▸ **OBJECTIVE**
Determine the number of lines in the data that include the word "style", and write only that number.

▸ **DATA FOR THIS EXERCISE**
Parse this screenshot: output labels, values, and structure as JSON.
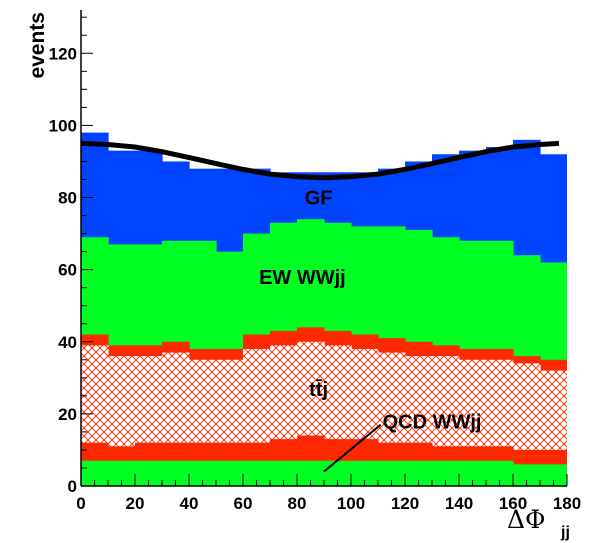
{
  "chart_data": {
    "type": "area",
    "title": "",
    "ylabel": "events",
    "xlabel": "ΔΦ",
    "xlabel_subscript": "jj",
    "xlim": [
      0,
      180
    ],
    "ylim": [
      0,
      132
    ],
    "x_ticks": [
      "0",
      "20",
      "40",
      "60",
      "80",
      "100",
      "120",
      "140",
      "160",
      "180"
    ],
    "y_ticks": [
      "0",
      "20",
      "40",
      "60",
      "80",
      "100",
      "120"
    ],
    "x_tick_values": [
      0,
      20,
      40,
      60,
      80,
      100,
      120,
      140,
      160,
      180
    ],
    "y_tick_values": [
      0,
      20,
      40,
      60,
      80,
      100,
      120
    ],
    "bin_edges": [
      0,
      10,
      20,
      30,
      40,
      50,
      60,
      70,
      80,
      90,
      100,
      110,
      120,
      130,
      140,
      150,
      160,
      170,
      180
    ],
    "stacked_series_cumulative_top": [
      {
        "key": "gf",
        "label": "GF",
        "color": "#0044ff",
        "values": [
          98,
          93,
          93,
          90,
          88,
          88,
          88,
          87,
          87,
          87,
          87,
          88,
          90,
          92,
          93,
          94,
          96,
          92
        ]
      },
      {
        "key": "ew",
        "label": "EW  WWjj",
        "color": "#00ff22",
        "values": [
          69,
          67,
          67,
          68,
          68,
          65,
          70,
          73,
          74,
          73,
          72,
          72,
          71,
          69,
          68,
          68,
          64,
          62
        ]
      },
      {
        "key": "ttbar_cap",
        "label": "",
        "color": "#ff2800",
        "values": [
          42,
          39,
          39,
          40,
          38,
          38,
          42,
          43,
          44,
          43,
          42,
          41,
          40,
          39,
          38,
          38,
          36,
          35
        ]
      },
      {
        "key": "ttbar",
        "label": "tt̄j",
        "color": "#ff2800",
        "hatched": true,
        "values": [
          39,
          36,
          36,
          37,
          35,
          35,
          38,
          39,
          40,
          39,
          38,
          37,
          36,
          36,
          35,
          35,
          34,
          32
        ]
      },
      {
        "key": "qcd_cap",
        "label": "",
        "color": "#ff2800",
        "values": [
          12,
          11,
          12,
          12,
          12,
          12,
          12,
          13,
          14,
          13,
          13,
          12,
          12,
          11,
          11,
          11,
          10,
          10
        ]
      },
      {
        "key": "qcd",
        "label": "QCD  WWjj",
        "color": "#00ff22",
        "values": [
          7,
          7,
          7,
          7,
          7,
          7,
          7,
          7,
          7,
          7,
          7,
          7,
          7,
          7,
          7,
          7,
          6,
          6
        ]
      }
    ],
    "overlay_curve": {
      "color": "#000000",
      "x": [
        0,
        10,
        20,
        30,
        40,
        50,
        60,
        70,
        80,
        90,
        100,
        110,
        120,
        130,
        140,
        150,
        160,
        170,
        177
      ],
      "y": [
        95,
        94.7,
        94.0,
        92.7,
        91.1,
        89.4,
        87.8,
        86.5,
        85.8,
        85.5,
        85.8,
        86.5,
        87.8,
        89.4,
        91.1,
        92.7,
        94.0,
        94.7,
        95
      ]
    },
    "annotations": [
      {
        "key": "gf",
        "text": "GF",
        "x": 88,
        "y": 78
      },
      {
        "key": "ew",
        "text": "EW  WWjj",
        "x": 82,
        "y": 56
      },
      {
        "key": "tt",
        "text": "tt̄j",
        "x": 88,
        "y": 25
      },
      {
        "key": "qcd",
        "text": "QCD  WWjj",
        "x": 130,
        "y": 16
      },
      {
        "key": "qcd-arrow",
        "arrow_from": [
          111,
          17
        ],
        "arrow_to": [
          90,
          4
        ]
      }
    ],
    "grid": false,
    "legend": "none"
  }
}
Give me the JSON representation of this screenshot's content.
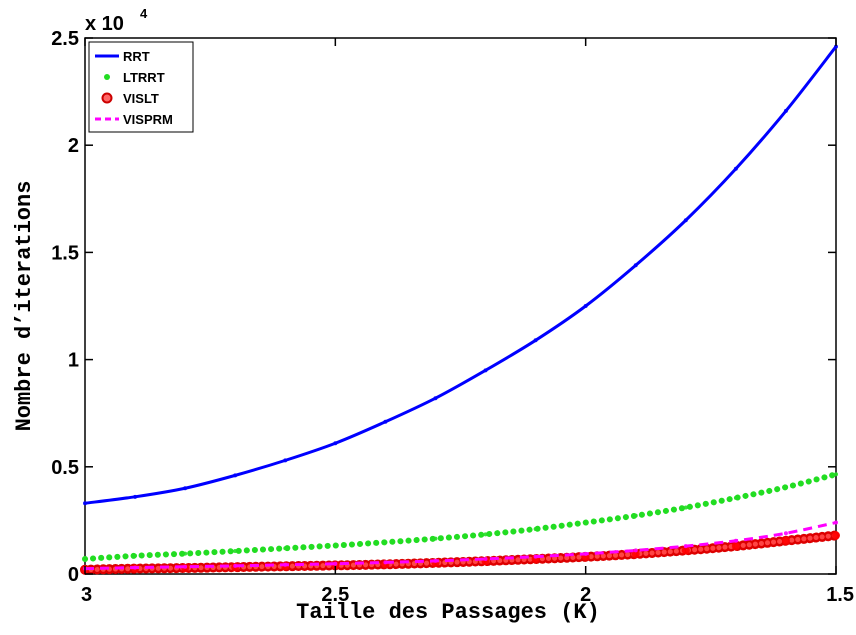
{
  "chart_data": {
    "type": "line",
    "title": "",
    "xlabel": "Taille des Passages (K)",
    "ylabel": "Nombre d’iterations",
    "y_multiplier_label": "x 10",
    "y_multiplier_exp": "4",
    "xlim": [
      3,
      1.5
    ],
    "x_reversed": true,
    "ylim": [
      0,
      2.5
    ],
    "x_ticks": [
      "3",
      "2.5",
      "2",
      "1.5"
    ],
    "y_ticks": [
      "0",
      "0.5",
      "1",
      "1.5",
      "2",
      "2.5"
    ],
    "grid": false,
    "legend_position": "top-left",
    "series": [
      {
        "name": "RRT",
        "color": "#0000ff",
        "style": "solid",
        "x": [
          3.0,
          2.9,
          2.8,
          2.7,
          2.6,
          2.5,
          2.4,
          2.3,
          2.2,
          2.1,
          2.0,
          1.9,
          1.8,
          1.7,
          1.6,
          1.5
        ],
        "y": [
          0.33,
          0.36,
          0.4,
          0.46,
          0.53,
          0.61,
          0.71,
          0.82,
          0.95,
          1.09,
          1.25,
          1.44,
          1.65,
          1.89,
          2.16,
          2.46
        ]
      },
      {
        "name": "LTRRT",
        "color": "#22dd22",
        "style": "dotted",
        "x": [
          3.0,
          2.9,
          2.8,
          2.7,
          2.6,
          2.5,
          2.4,
          2.3,
          2.2,
          2.1,
          2.0,
          1.9,
          1.8,
          1.7,
          1.6,
          1.5
        ],
        "y": [
          0.07,
          0.085,
          0.095,
          0.107,
          0.12,
          0.133,
          0.148,
          0.165,
          0.185,
          0.21,
          0.24,
          0.272,
          0.31,
          0.355,
          0.405,
          0.465
        ]
      },
      {
        "name": "VISLT",
        "color": "#ff0000",
        "style": "circles",
        "x": [
          3.0,
          2.9,
          2.8,
          2.7,
          2.6,
          2.5,
          2.4,
          2.3,
          2.2,
          2.1,
          2.0,
          1.9,
          1.8,
          1.7,
          1.6,
          1.5
        ],
        "y": [
          0.02,
          0.025,
          0.028,
          0.032,
          0.036,
          0.04,
          0.045,
          0.052,
          0.06,
          0.07,
          0.08,
          0.093,
          0.11,
          0.13,
          0.155,
          0.18
        ]
      },
      {
        "name": "VISPRM",
        "color": "#ff00ff",
        "style": "dashed",
        "x": [
          3.0,
          2.9,
          2.8,
          2.7,
          2.6,
          2.5,
          2.4,
          2.3,
          2.2,
          2.1,
          2.0,
          1.9,
          1.8,
          1.7,
          1.6,
          1.5
        ],
        "y": [
          0.025,
          0.03,
          0.034,
          0.038,
          0.043,
          0.048,
          0.054,
          0.061,
          0.07,
          0.081,
          0.094,
          0.11,
          0.13,
          0.155,
          0.19,
          0.24
        ]
      }
    ]
  }
}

▸ **TASK RESULT**
4